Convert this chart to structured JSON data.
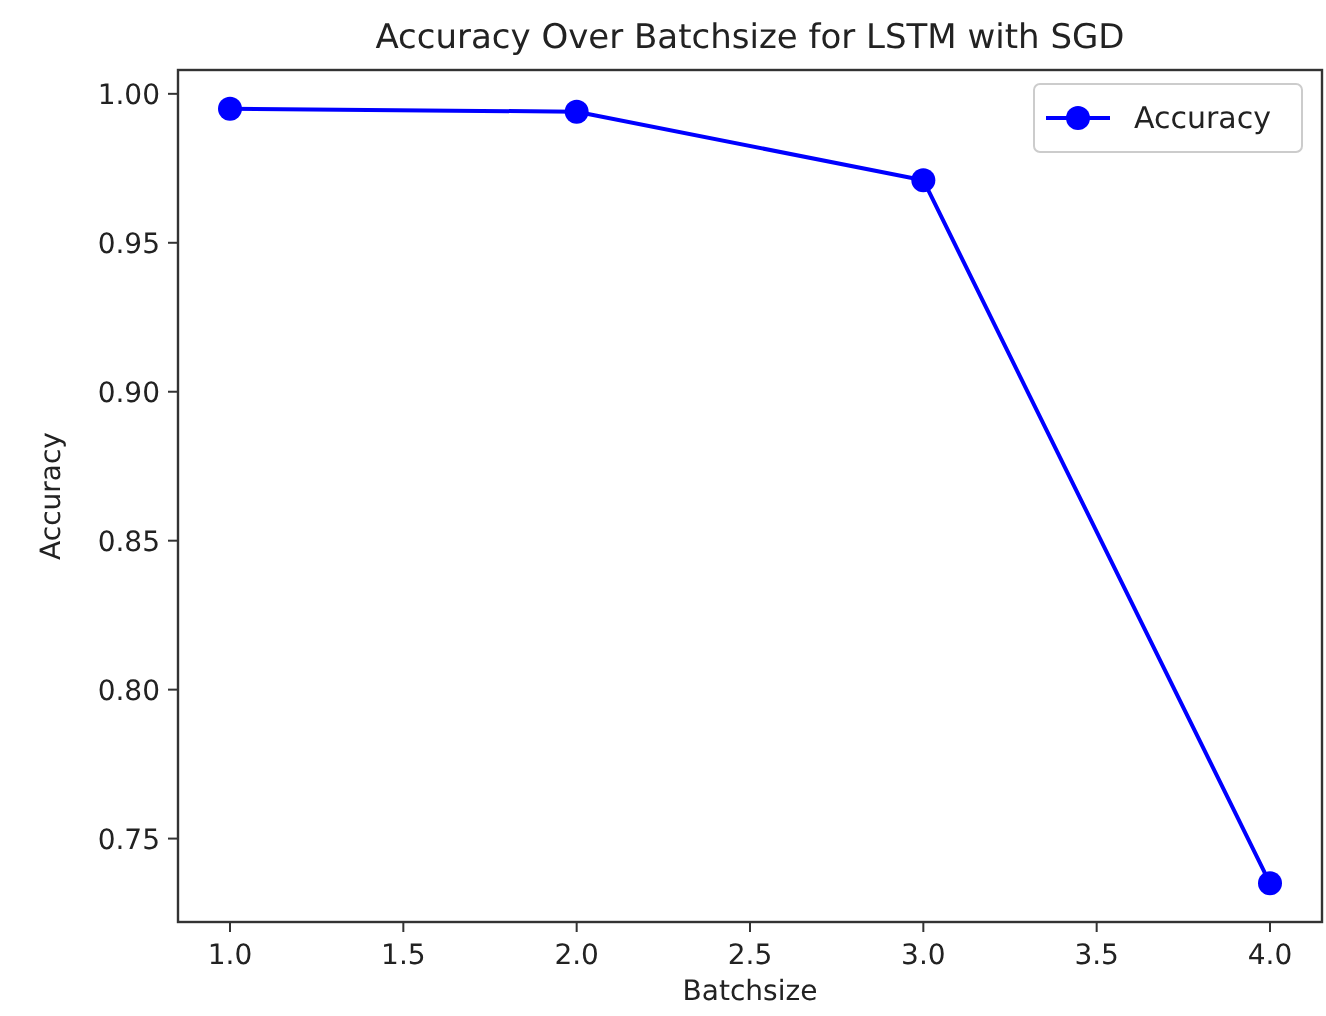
{
  "chart_data": {
    "type": "line",
    "title": "Accuracy Over Batchsize for LSTM with SGD",
    "xlabel": "Batchsize",
    "ylabel": "Accuracy",
    "x": [
      1,
      2,
      3,
      4
    ],
    "series": [
      {
        "name": "Accuracy",
        "color": "#0000ff",
        "values": [
          0.995,
          0.994,
          0.971,
          0.735
        ]
      }
    ],
    "xlim": [
      0.85,
      4.15
    ],
    "xticks": [
      {
        "value": 1,
        "label": "1.0"
      },
      {
        "value": 1.5,
        "label": "1.5"
      },
      {
        "value": 2,
        "label": "2.0"
      },
      {
        "value": 2.5,
        "label": "2.5"
      },
      {
        "value": 3,
        "label": "3.0"
      },
      {
        "value": 3.5,
        "label": "3.5"
      },
      {
        "value": 4,
        "label": "4.0"
      }
    ],
    "ylim": [
      0.722,
      1.008
    ],
    "yticks": [
      {
        "value": 0.75,
        "label": "0.75"
      },
      {
        "value": 0.8,
        "label": "0.80"
      },
      {
        "value": 0.85,
        "label": "0.85"
      },
      {
        "value": 0.9,
        "label": "0.90"
      },
      {
        "value": 0.95,
        "label": "0.95"
      },
      {
        "value": 1,
        "label": "1.00"
      }
    ],
    "grid": false,
    "legend": "top right",
    "marker": "circle",
    "line_style": "solid"
  }
}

++++

What to produce:
Restate the entire listing word for word, excluding pictures.

Full response:
Convert this chart to structured JSON data.
{
  "chart_data": {
    "type": "line",
    "title": "Accuracy Over Batchsize for LSTM with SGD",
    "xlabel": "Batchsize",
    "ylabel": "Accuracy",
    "x": [
      1,
      2,
      3,
      4
    ],
    "series": [
      {
        "name": "Accuracy",
        "color": "#0000ff",
        "values": [
          0.995,
          0.994,
          0.971,
          0.735
        ]
      }
    ],
    "xlim": [
      0.85,
      4.15
    ],
    "xticks": [
      {
        "value": 1,
        "label": "1.0"
      },
      {
        "value": 1.5,
        "label": "1.5"
      },
      {
        "value": 2,
        "label": "2.0"
      },
      {
        "value": 2.5,
        "label": "2.5"
      },
      {
        "value": 3,
        "label": "3.0"
      },
      {
        "value": 3.5,
        "label": "3.5"
      },
      {
        "value": 4,
        "label": "4.0"
      }
    ],
    "ylim": [
      0.722,
      1.008
    ],
    "yticks": [
      {
        "value": 0.75,
        "label": "0.75"
      },
      {
        "value": 0.8,
        "label": "0.80"
      },
      {
        "value": 0.85,
        "label": "0.85"
      },
      {
        "value": 0.9,
        "label": "0.90"
      },
      {
        "value": 0.95,
        "label": "0.95"
      },
      {
        "value": 1,
        "label": "1.00"
      }
    ],
    "grid": false,
    "legend": "top right",
    "marker": "circle",
    "line_style": "solid"
  }
}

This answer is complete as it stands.